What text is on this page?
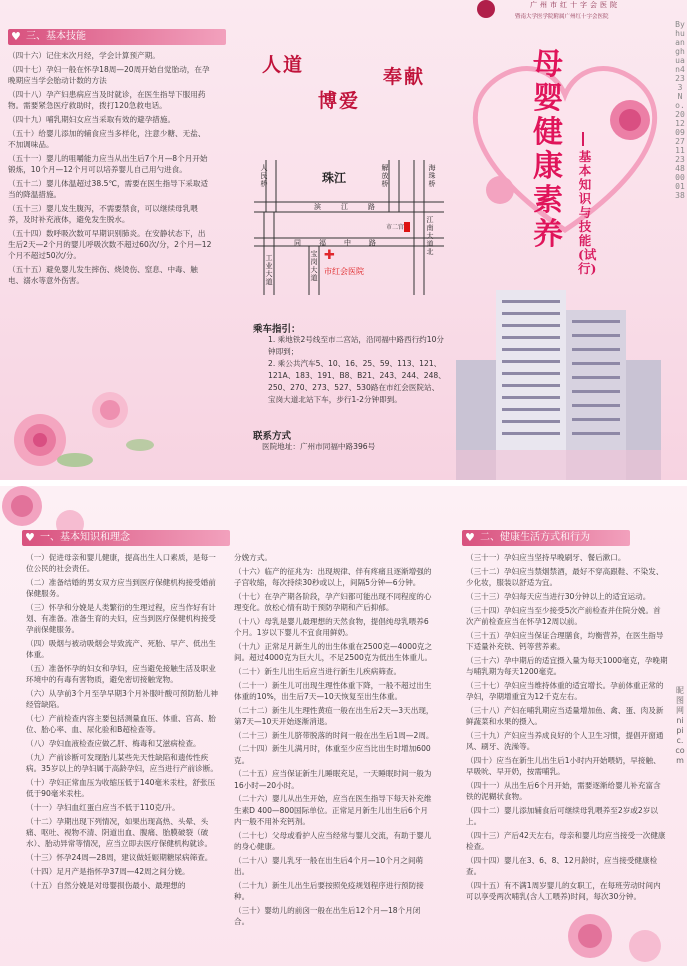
♥ 三、基本技能

（四十六）记住末次月经，学会计算预产期。

（四十七）孕妇一般在怀孕18周—20周开始自觉胎动，在孕晚期应当学会胎动计数的方法

（四十八）孕产妇患病应当及时就诊，在医生指导下服用药物。需要紧急医疗救助时，拨打120急救电话。

（四十九）哺乳期妇女应当采取有效的避孕措施。

（五十）给婴儿添加的辅食应当多样化，注意少糖、无盐、不加调味品。

（五十一）婴儿的咀嚼能力应当从出生后7个月—8个月开始锻炼，10个月—12个月可以培养婴儿自己用勺进食。

（五十二）婴儿体温超过38.5℃，需要在医生指导下采取适当的降温措施。

（五十三）婴儿发生腹泻，不需要禁食，可以继续母乳喂养，及时补充液体，避免发生脱水。

（五十四）数呼吸次数可早期识别肺炎。在安静状态下，出生后2天—2个月的婴儿呼吸次数不超过60次/分，2个月—12个月不超过50次/分。

（五十五）避免婴儿发生摔伤、烧烫伤、窒息、中毒、触电、溺水等意外伤害。

人道
博爱
奉献
人民桥	珠江
解放桥
海珠桥
滨江路
江南大道北
同福中路
工业大道
宝岗大道
市二宫
✚
市红会医院
乘车指引：

1. 乘地铁2号线至市二宫站，沿同福中路西行约10分钟即到；

2. 乘公共汽车5、10、16、25、59、113、121、121A、183、191、B8、B21、243、244、248、250、270、273、527、530路在市红会医院站、宝岗大道北站下车，步行1-2分钟即到。

联系方式
医院地址：广州市同福中路396号
广州市红十字会医院
暨南大学医学院附属广州红十字会医院
母婴健康素养
基本知识与技能(试行)
Byhuanghuan4233 No.20120927112348000138
♥ 一、基本知识和理念

（一）促进母亲和婴儿健康，提高出生人口素质，是每一位公民的社会责任。

（二）准备结婚的男女双方应当到医疗保健机构接受婚前保健服务。

（三）怀孕和分娩是人类繁衍的生理过程，应当作好有计划、有准备。准备生育的夫妇，应当到医疗保健机构接受孕前保健服务。

（四）吸烟与被动吸烟会导致流产、死胎、早产、低出生体重。

（五）准备怀孕的妇女和孕妇，应当避免接触生活及职业环境中的有毒有害物质，避免密切接触宠物。

（六）从孕前3个月至孕早期3个月补服叶酸可预防胎儿神经管缺陷。

（七）产前检查内容主要包括测量血压、体重、宫高、胎位、胎心率、血、尿化验和B超检查等。

（八）孕妇血液检查应做乙肝、梅毒和艾滋病检查。

（九）产前诊断可发现胎儿某些先天性缺陷和遗传性疾病。35岁以上的孕妇属于高龄孕妇，应当进行产前诊断。

（十）孕妇正常血压为收缩压低于140毫米汞柱，舒张压低于90毫米汞柱。

（十一）孕妇血红蛋白应当不低于110克/升。

（十二）孕期出现下列情况，如果出现高热、头晕、头痛、呕吐、视物不清、阴道出血、腹痛、胎膜破裂（破水）、胎动异常等情况，应当立即去医疗保健机构就诊。

（十三）怀孕24周—28周，建议做妊娠期糖尿病筛查。

（十四）足月产是指怀孕37周—42周之间分娩。

（十五）自然分娩是对母婴损伤最小、最理想的

分娩方式。

（十六）临产的征兆为：出现规律、伴有疼痛且逐渐增强的子宫收缩，每次持续30秒或以上，间隔5分钟—6分钟。

（十七）在孕产期各阶段，孕产妇都可能出现不同程度的心理变化。放松心情有助于预防孕期和产后抑郁。

（十八）母乳是婴儿最理想的天然食物，提倡纯母乳喂养6个月。1岁以下婴儿不宜食用鲜奶。

（十九）正常足月新生儿的出生体重在2500克—4000克之间。超过4000克为巨大儿，不足2500克为低出生体重儿。

（二十）新生儿出生后应当进行新生儿疾病筛查。

（二十一）新生儿可出现生理性体重下降，一般不超过出生体重的10%，出生后7天—10天恢复至出生体重。

（二十二）新生儿生理性黄疸一般在出生后2天—3天出现，第7天—10天开始逐渐消退。

（二十三）新生儿脐带脱落的时间一般在出生后1周—2周。

（二十四）新生儿满月时，体重至少应当比出生时增加600克。

（二十五）应当保证新生儿睡眠充足，一天睡眠时间一般为16小时—20小时。

（二十六）婴儿从出生开始，应当在医生指导下每天补充维生素D 400—800国际单位。正常足月新生儿出生后6个月内一般不用补充钙剂。

（二十七）父母或看护人应当经常与婴儿交流，有助于婴儿的身心健康。

（二十八）婴儿乳牙一般在出生后4个月—10个月之间萌出。

（二十九）新生儿出生后要按照免疫规划程序进行预防接种。

（三十）婴幼儿的前囟一般在出生后12个月—18个月闭合。

♥ 二、健康生活方式和行为

（三十一）孕妇应当坚持早晚刷牙、餐后漱口。

（三十二）孕妇应当禁烟禁酒，最好不穿高跟鞋、不染发、少化妆，服装以舒适为宜。

（三十三）孕妇每天应当进行30分钟以上的适宜运动。

（三十四）孕妇应当至少接受5次产前检查并住院分娩。首次产前检查应当在怀孕12周以前。

（三十五）孕妇应当保证合理膳食，均衡营养，在医生指导下适量补充铁、钙等营养素。

（三十六）孕中期后的适宜摄入量为每天1000毫克，孕晚期与哺乳期为每天1200毫克。

（三十七）孕妇应当维持体重的适宜增长。孕前体重正常的孕妇，孕期增重宜为12千克左右。

（三十八）产妇在哺乳期应当适量增加鱼、禽、蛋、肉及新鲜蔬菜和水果的摄入。

（三十九）产妇应当养成良好的个人卫生习惯，提倡开窗通风、刷牙、洗澡等。

（四十）应当在新生儿出生后1小时内开始喂奶，早接触、早吸吮、早开奶，按需哺乳。

（四十一）从出生后6个月开始，需要逐渐给婴儿补充富含铁的泥糊状食物。

（四十二）婴儿添加辅食后可继续母乳喂养至2岁或2岁以上。

（四十三）产后42天左右，母亲和婴儿均应当接受一次健康检查。

（四十四）婴儿在3、6、8、12月龄时，应当接受健康检查。

（四十五）有不满1周岁婴儿的女职工，在每班劳动时间内可以享受两次哺乳(含人工喂养)时间，每次30分钟。

昵图网 nipic.com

━━━━━━

(Task description) Copy the material above exactly and drop the pictures.

(Exercise solution)
What text is on this page?
♥ 三、基本技能

（四十六）记住末次月经，学会计算预产期。

（四十七）孕妇一般在怀孕18周—20周开始自觉胎动，在孕晚期应当学会胎动计数的方法

（四十八）孕产妇患病应当及时就诊，在医生指导下服用药物。需要紧急医疗救助时，拨打120急救电话。

（四十九）哺乳期妇女应当采取有效的避孕措施。

（五十）给婴儿添加的辅食应当多样化，注意少糖、无盐、不加调味品。

（五十一）婴儿的咀嚼能力应当从出生后7个月—8个月开始锻炼，10个月—12个月可以培养婴儿自己用勺进食。

（五十二）婴儿体温超过38.5℃，需要在医生指导下采取适当的降温措施。

（五十三）婴儿发生腹泻，不需要禁食，可以继续母乳喂养，及时补充液体，避免发生脱水。

（五十四）数呼吸次数可早期识别肺炎。在安静状态下，出生后2天—2个月的婴儿呼吸次数不超过60次/分，2个月—12个月不超过50次/分。

（五十五）避免婴儿发生摔伤、烧烫伤、窒息、中毒、触电、溺水等意外伤害。

人道
博爱
奉献
人民桥	珠江
解放桥
海珠桥
滨江路
江南大道北
同福中路
工业大道
宝岗大道
市二宫
✚
市红会医院
乘车指引：

1. 乘地铁2号线至市二宫站，沿同福中路西行约10分钟即到；

2. 乘公共汽车5、10、16、25、59、113、121、121A、183、191、B8、B21、243、244、248、250、270、273、527、530路在市红会医院站、宝岗大道北站下车，步行1-2分钟即到。

联系方式
医院地址：广州市同福中路396号
广州市红十字会医院
暨南大学医学院附属广州红十字会医院
母婴健康素养
基本知识与技能(试行)
Byhuanghuan4233 No.20120927112348000138
♥ 一、基本知识和理念

（一）促进母亲和婴儿健康，提高出生人口素质，是每一位公民的社会责任。

（二）准备结婚的男女双方应当到医疗保健机构接受婚前保健服务。

（三）怀孕和分娩是人类繁衍的生理过程，应当作好有计划、有准备。准备生育的夫妇，应当到医疗保健机构接受孕前保健服务。

（四）吸烟与被动吸烟会导致流产、死胎、早产、低出生体重。

（五）准备怀孕的妇女和孕妇，应当避免接触生活及职业环境中的有毒有害物质，避免密切接触宠物。

（六）从孕前3个月至孕早期3个月补服叶酸可预防胎儿神经管缺陷。

（七）产前检查内容主要包括测量血压、体重、宫高、胎位、胎心率、血、尿化验和B超检查等。

（八）孕妇血液检查应做乙肝、梅毒和艾滋病检查。

（九）产前诊断可发现胎儿某些先天性缺陷和遗传性疾病。35岁以上的孕妇属于高龄孕妇，应当进行产前诊断。

（十）孕妇正常血压为收缩压低于140毫米汞柱，舒张压低于90毫米汞柱。

（十一）孕妇血红蛋白应当不低于110克/升。

（十二）孕期出现下列情况，如果出现高热、头晕、头痛、呕吐、视物不清、阴道出血、腹痛、胎膜破裂（破水）、胎动异常等情况，应当立即去医疗保健机构就诊。

（十三）怀孕24周—28周，建议做妊娠期糖尿病筛查。

（十四）足月产是指怀孕37周—42周之间分娩。

（十五）自然分娩是对母婴损伤最小、最理想的

分娩方式。

（十六）临产的征兆为：出现规律、伴有疼痛且逐渐增强的子宫收缩，每次持续30秒或以上，间隔5分钟—6分钟。

（十七）在孕产期各阶段，孕产妇都可能出现不同程度的心理变化。放松心情有助于预防孕期和产后抑郁。

（十八）母乳是婴儿最理想的天然食物，提倡纯母乳喂养6个月。1岁以下婴儿不宜食用鲜奶。

（十九）正常足月新生儿的出生体重在2500克—4000克之间。超过4000克为巨大儿，不足2500克为低出生体重儿。

（二十）新生儿出生后应当进行新生儿疾病筛查。

（二十一）新生儿可出现生理性体重下降，一般不超过出生体重的10%，出生后7天—10天恢复至出生体重。

（二十二）新生儿生理性黄疸一般在出生后2天—3天出现，第7天—10天开始逐渐消退。

（二十三）新生儿脐带脱落的时间一般在出生后1周—2周。

（二十四）新生儿满月时，体重至少应当比出生时增加600克。

（二十五）应当保证新生儿睡眠充足，一天睡眠时间一般为16小时—20小时。

（二十六）婴儿从出生开始，应当在医生指导下每天补充维生素D 400—800国际单位。正常足月新生儿出生后6个月内一般不用补充钙剂。

（二十七）父母或看护人应当经常与婴儿交流，有助于婴儿的身心健康。

（二十八）婴儿乳牙一般在出生后4个月—10个月之间萌出。

（二十九）新生儿出生后要按照免疫规划程序进行预防接种。

（三十）婴幼儿的前囟一般在出生后12个月—18个月闭合。

♥ 二、健康生活方式和行为

（三十一）孕妇应当坚持早晚刷牙、餐后漱口。

（三十二）孕妇应当禁烟禁酒，最好不穿高跟鞋、不染发、少化妆，服装以舒适为宜。

（三十三）孕妇每天应当进行30分钟以上的适宜运动。

（三十四）孕妇应当至少接受5次产前检查并住院分娩。首次产前检查应当在怀孕12周以前。

（三十五）孕妇应当保证合理膳食，均衡营养，在医生指导下适量补充铁、钙等营养素。

（三十六）孕中期后的适宜摄入量为每天1000毫克，孕晚期与哺乳期为每天1200毫克。

（三十七）孕妇应当维持体重的适宜增长。孕前体重正常的孕妇，孕期增重宜为12千克左右。

（三十八）产妇在哺乳期应当适量增加鱼、禽、蛋、肉及新鲜蔬菜和水果的摄入。

（三十九）产妇应当养成良好的个人卫生习惯，提倡开窗通风、刷牙、洗澡等。

（四十）应当在新生儿出生后1小时内开始喂奶，早接触、早吸吮、早开奶，按需哺乳。

（四十一）从出生后6个月开始，需要逐渐给婴儿补充富含铁的泥糊状食物。

（四十二）婴儿添加辅食后可继续母乳喂养至2岁或2岁以上。

（四十三）产后42天左右，母亲和婴儿均应当接受一次健康检查。

（四十四）婴儿在3、6、8、12月龄时，应当接受健康检查。

（四十五）有不满1周岁婴儿的女职工，在每班劳动时间内可以享受两次哺乳(含人工喂养)时间，每次30分钟。

昵图网 nipic.com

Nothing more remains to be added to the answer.